Stated goal: Would you repeat the listing exactly but omit every picture?

Data section:

>> START

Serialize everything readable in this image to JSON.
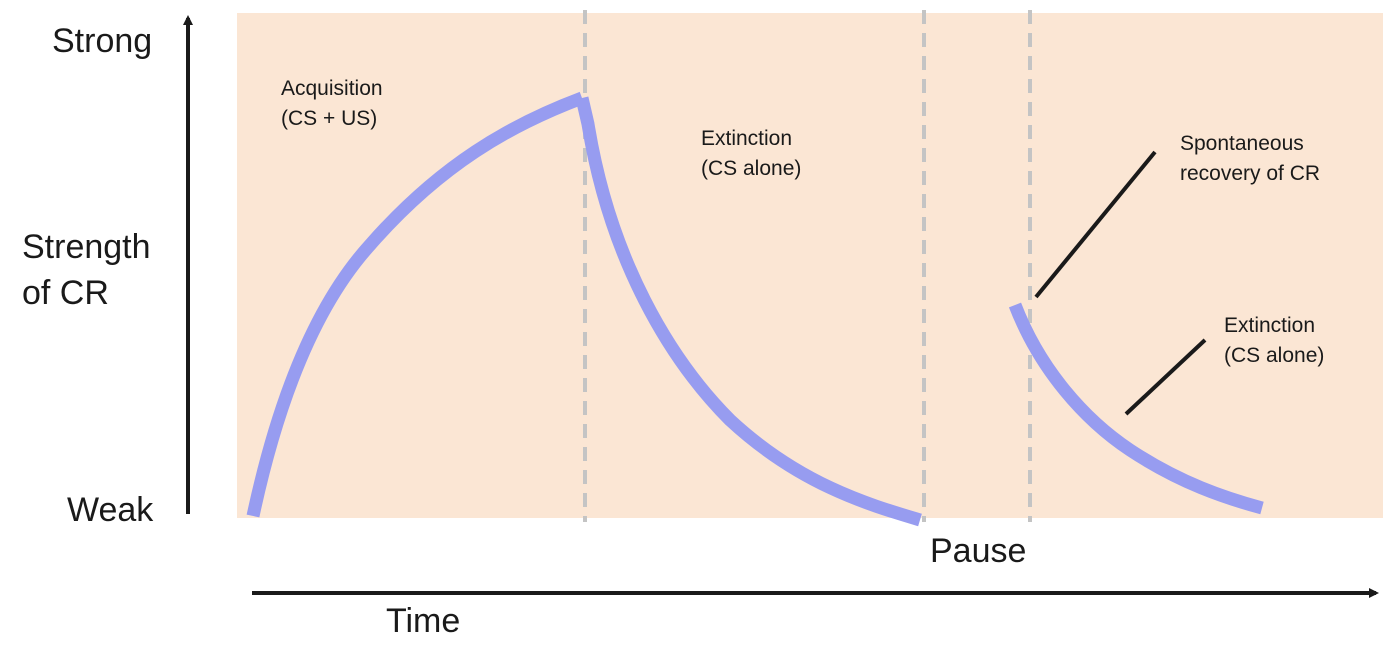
{
  "y_axis": {
    "top_label": "Strong",
    "middle_label_line1": "Strength",
    "middle_label_line2": "of CR",
    "bottom_label": "Weak"
  },
  "x_axis": {
    "label": "Time",
    "pause_label": "Pause"
  },
  "phases": {
    "acquisition": {
      "line1": "Acquisition",
      "line2": "(CS + US)"
    },
    "extinction_1": {
      "line1": "Extinction",
      "line2": "(CS alone)"
    },
    "spontaneous_recovery": {
      "line1": "Spontaneous",
      "line2": "recovery of CR"
    },
    "extinction_2": {
      "line1": "Extinction",
      "line2": "(CS alone)"
    }
  },
  "colors": {
    "background_panel": "#fbe6d4",
    "curve": "#979cf0",
    "divider": "#c4c4c4",
    "axis": "#1a1a1a"
  }
}
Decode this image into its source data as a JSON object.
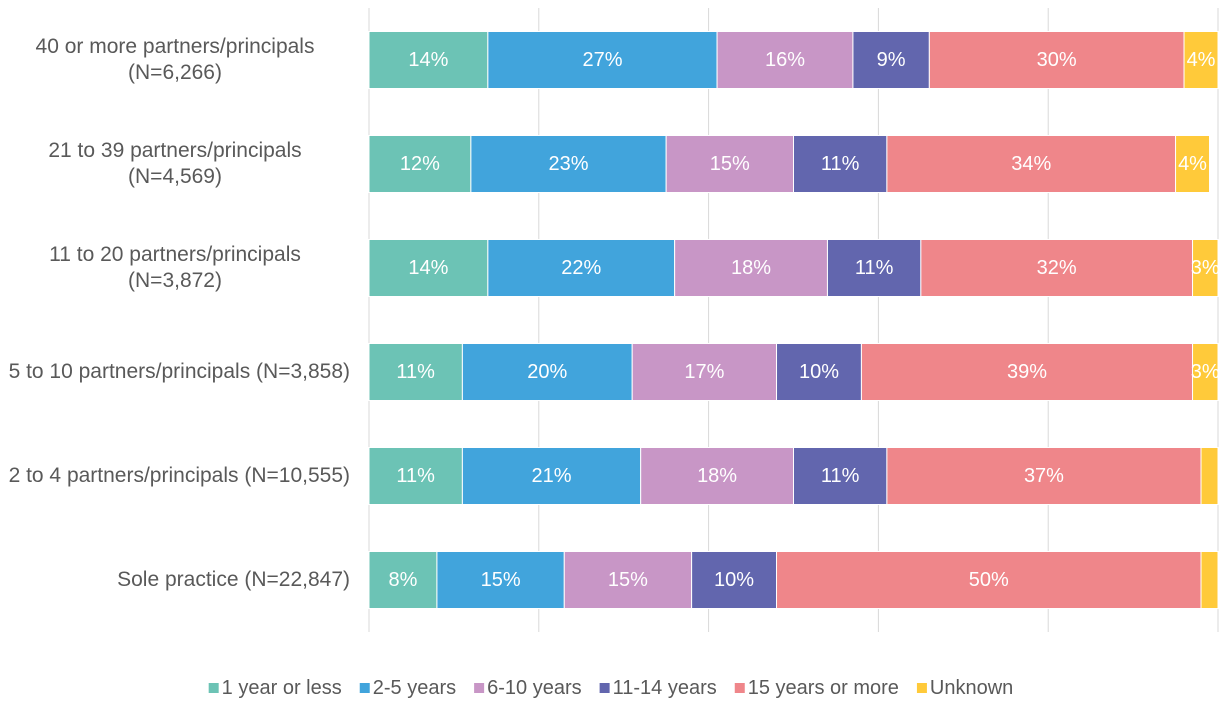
{
  "chart_data": {
    "type": "stacked-bar-horizontal",
    "categories": [
      "40 or more partners/principals (N=6,266)",
      "21 to 39 partners/principals (N=4,569)",
      "11 to 20 partners/principals (N=3,872)",
      "5 to 10 partners/principals (N=3,858)",
      "2 to 4 partners/principals (N=10,555)",
      "Sole practice (N=22,847)"
    ],
    "series": [
      {
        "name": "1 year or less",
        "color": "#6cc3b5",
        "values": [
          14,
          12,
          14,
          11,
          11,
          8
        ],
        "value_labels": [
          "14%",
          "12%",
          "14%",
          "11%",
          "11%",
          "8%"
        ]
      },
      {
        "name": "2-5 years",
        "color": "#41a4dc",
        "values": [
          27,
          23,
          22,
          20,
          21,
          15
        ],
        "value_labels": [
          "27%",
          "23%",
          "22%",
          "20%",
          "21%",
          "15%"
        ]
      },
      {
        "name": "6-10 years",
        "color": "#c896c6",
        "values": [
          16,
          15,
          18,
          17,
          18,
          15
        ],
        "value_labels": [
          "16%",
          "15%",
          "18%",
          "17%",
          "18%",
          "15%"
        ]
      },
      {
        "name": "11-14 years",
        "color": "#6266ae",
        "values": [
          9,
          11,
          11,
          10,
          11,
          10
        ],
        "value_labels": [
          "9%",
          "11%",
          "11%",
          "10%",
          "11%",
          "10%"
        ]
      },
      {
        "name": "15 years or more",
        "color": "#ef868a",
        "values": [
          30,
          34,
          32,
          39,
          37,
          50
        ],
        "value_labels": [
          "30%",
          "34%",
          "32%",
          "39%",
          "37%",
          "50%"
        ]
      },
      {
        "name": "Unknown",
        "color": "#ffca3a",
        "values": [
          4,
          4,
          3,
          3,
          2,
          2
        ],
        "value_labels": [
          "4%",
          "4%",
          "3%",
          "3%",
          null,
          null
        ]
      }
    ],
    "xlim": [
      0,
      100
    ],
    "xticks": [
      0,
      20,
      40,
      60,
      80,
      100
    ],
    "grid": true,
    "legend": "bottom"
  }
}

>> END

Solution to this exercise:
Serialize everything readable in this image to JSON.
{
  "y_axis": {
    "top_label": "Strong",
    "middle_label_line1": "Strength",
    "middle_label_line2": "of CR",
    "bottom_label": "Weak"
  },
  "x_axis": {
    "label": "Time",
    "pause_label": "Pause"
  },
  "phases": {
    "acquisition": {
      "line1": "Acquisition",
      "line2": "(CS + US)"
    },
    "extinction_1": {
      "line1": "Extinction",
      "line2": "(CS alone)"
    },
    "spontaneous_recovery": {
      "line1": "Spontaneous",
      "line2": "recovery of CR"
    },
    "extinction_2": {
      "line1": "Extinction",
      "line2": "(CS alone)"
    }
  },
  "colors": {
    "background_panel": "#fbe6d4",
    "curve": "#979cf0",
    "divider": "#c4c4c4",
    "axis": "#1a1a1a"
  }
}
Decode this image into its source data as a JSON object.
{
  "chart_data": {
    "type": "stacked-bar-horizontal",
    "categories": [
      "40 or more partners/principals (N=6,266)",
      "21 to 39 partners/principals (N=4,569)",
      "11 to 20 partners/principals (N=3,872)",
      "5 to 10 partners/principals (N=3,858)",
      "2 to 4 partners/principals (N=10,555)",
      "Sole practice (N=22,847)"
    ],
    "series": [
      {
        "name": "1 year or less",
        "color": "#6cc3b5",
        "values": [
          14,
          12,
          14,
          11,
          11,
          8
        ],
        "value_labels": [
          "14%",
          "12%",
          "14%",
          "11%",
          "11%",
          "8%"
        ]
      },
      {
        "name": "2-5 years",
        "color": "#41a4dc",
        "values": [
          27,
          23,
          22,
          20,
          21,
          15
        ],
        "value_labels": [
          "27%",
          "23%",
          "22%",
          "20%",
          "21%",
          "15%"
        ]
      },
      {
        "name": "6-10 years",
        "color": "#c896c6",
        "values": [
          16,
          15,
          18,
          17,
          18,
          15
        ],
        "value_labels": [
          "16%",
          "15%",
          "18%",
          "17%",
          "18%",
          "15%"
        ]
      },
      {
        "name": "11-14 years",
        "color": "#6266ae",
        "values": [
          9,
          11,
          11,
          10,
          11,
          10
        ],
        "value_labels": [
          "9%",
          "11%",
          "11%",
          "10%",
          "11%",
          "10%"
        ]
      },
      {
        "name": "15 years or more",
        "color": "#ef868a",
        "values": [
          30,
          34,
          32,
          39,
          37,
          50
        ],
        "value_labels": [
          "30%",
          "34%",
          "32%",
          "39%",
          "37%",
          "50%"
        ]
      },
      {
        "name": "Unknown",
        "color": "#ffca3a",
        "values": [
          4,
          4,
          3,
          3,
          2,
          2
        ],
        "value_labels": [
          "4%",
          "4%",
          "3%",
          "3%",
          null,
          null
        ]
      }
    ],
    "xlim": [
      0,
      100
    ],
    "xticks": [
      0,
      20,
      40,
      60,
      80,
      100
    ],
    "grid": true,
    "legend": "bottom"
  }
}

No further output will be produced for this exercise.